═══ RECORDS FOR THIS EXERCISE
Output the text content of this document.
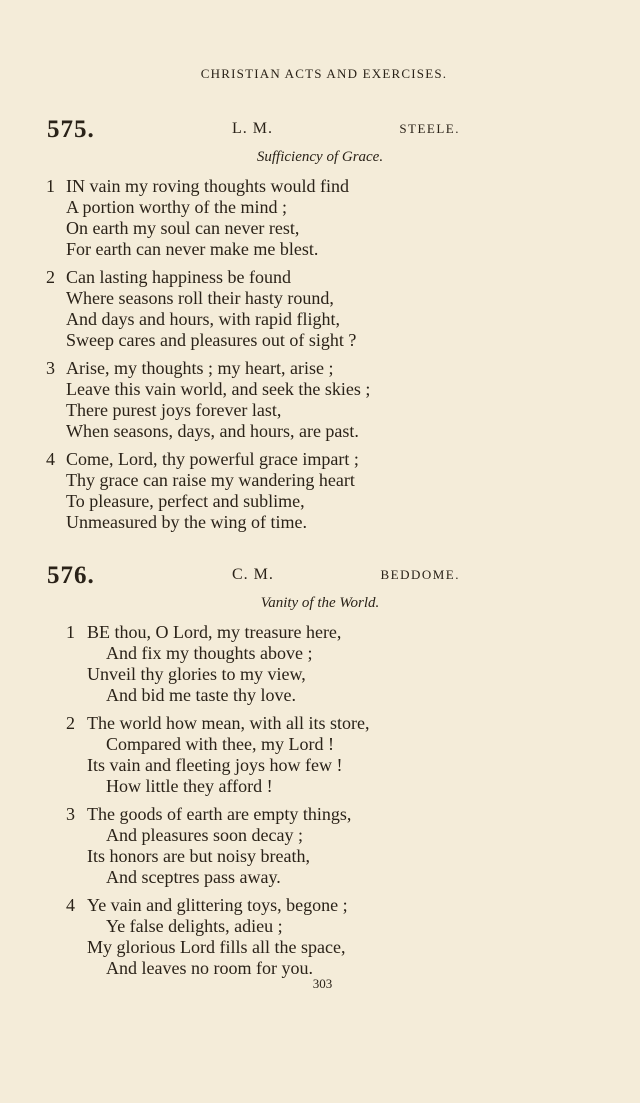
CHRISTIAN ACTS AND EXERCISES.
575.	L. M.	STEELE.
Sufficiency of Grace.
1 IN vain my roving thoughts would find
A portion worthy of the mind ;
On earth my soul can never rest,
For earth can never make me blest.
2 Can lasting happiness be found
Where seasons roll their hasty round,
And days and hours, with rapid flight,
Sweep cares and pleasures out of sight ?
3 Arise, my thoughts ; my heart, arise ;
Leave this vain world, and seek the skies ;
There purest joys forever last,
When seasons, days, and hours, are past.
4 Come, Lord, thy powerful grace impart ;
Thy grace can raise my wandering heart
To pleasure, perfect and sublime,
Unmeasured by the wing of time.
576.	C. M.	BEDDOME.
Vanity of the World.
1 BE thou, O Lord, my treasure here,
And fix my thoughts above ;
Unveil thy glories to my view,
And bid me taste thy love.
2 The world how mean, with all its store,
Compared with thee, my Lord !
Its vain and fleeting joys how few !
How little they afford !
3 The goods of earth are empty things,
And pleasures soon decay ;
Its honors are but noisy breath,
And sceptres pass away.
4 Ye vain and glittering toys, begone ;
Ye false delights, adieu ;
My glorious Lord fills all the space,
And leaves no room for you.
303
══════
# TASK DIRECTIONS:
In the entries above, count each line that holds "never". Give the total and nothing else.

# OUTPUT OF THE EXERCISE:
2